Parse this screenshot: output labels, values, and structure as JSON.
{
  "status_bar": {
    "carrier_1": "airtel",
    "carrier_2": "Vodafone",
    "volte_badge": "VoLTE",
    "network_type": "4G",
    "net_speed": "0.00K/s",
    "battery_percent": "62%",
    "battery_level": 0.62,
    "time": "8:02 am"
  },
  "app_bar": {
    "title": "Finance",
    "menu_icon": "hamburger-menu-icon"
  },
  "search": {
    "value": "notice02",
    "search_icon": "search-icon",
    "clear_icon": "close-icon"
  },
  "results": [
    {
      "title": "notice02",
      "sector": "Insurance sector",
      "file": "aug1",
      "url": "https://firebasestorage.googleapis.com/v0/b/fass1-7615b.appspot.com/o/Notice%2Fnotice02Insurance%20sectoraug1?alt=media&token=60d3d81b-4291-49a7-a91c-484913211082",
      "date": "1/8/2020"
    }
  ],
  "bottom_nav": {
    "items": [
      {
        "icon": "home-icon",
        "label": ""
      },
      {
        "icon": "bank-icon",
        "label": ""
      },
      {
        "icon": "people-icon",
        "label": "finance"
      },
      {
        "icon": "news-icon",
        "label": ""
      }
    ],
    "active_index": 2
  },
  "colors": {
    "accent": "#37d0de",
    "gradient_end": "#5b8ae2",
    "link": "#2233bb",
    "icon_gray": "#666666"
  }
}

== == ==

● PROBLEM TO SOLVE
Restate each record exactly as written.

● TASK OUTPUT
Parse this screenshot: output labels, values, and structure as JSON.
{
  "status_bar": {
    "carrier_1": "airtel",
    "carrier_2": "Vodafone",
    "volte_badge": "VoLTE",
    "network_type": "4G",
    "net_speed": "0.00K/s",
    "battery_percent": "62%",
    "battery_level": 0.62,
    "time": "8:02 am"
  },
  "app_bar": {
    "title": "Finance",
    "menu_icon": "hamburger-menu-icon"
  },
  "search": {
    "value": "notice02",
    "search_icon": "search-icon",
    "clear_icon": "close-icon"
  },
  "results": [
    {
      "title": "notice02",
      "sector": "Insurance sector",
      "file": "aug1",
      "url": "https://firebasestorage.googleapis.com/v0/b/fass1-7615b.appspot.com/o/Notice%2Fnotice02Insurance%20sectoraug1?alt=media&token=60d3d81b-4291-49a7-a91c-484913211082",
      "date": "1/8/2020"
    }
  ],
  "bottom_nav": {
    "items": [
      {
        "icon": "home-icon",
        "label": ""
      },
      {
        "icon": "bank-icon",
        "label": ""
      },
      {
        "icon": "people-icon",
        "label": "finance"
      },
      {
        "icon": "news-icon",
        "label": ""
      }
    ],
    "active_index": 2
  },
  "colors": {
    "accent": "#37d0de",
    "gradient_end": "#5b8ae2",
    "link": "#2233bb",
    "icon_gray": "#666666"
  }
}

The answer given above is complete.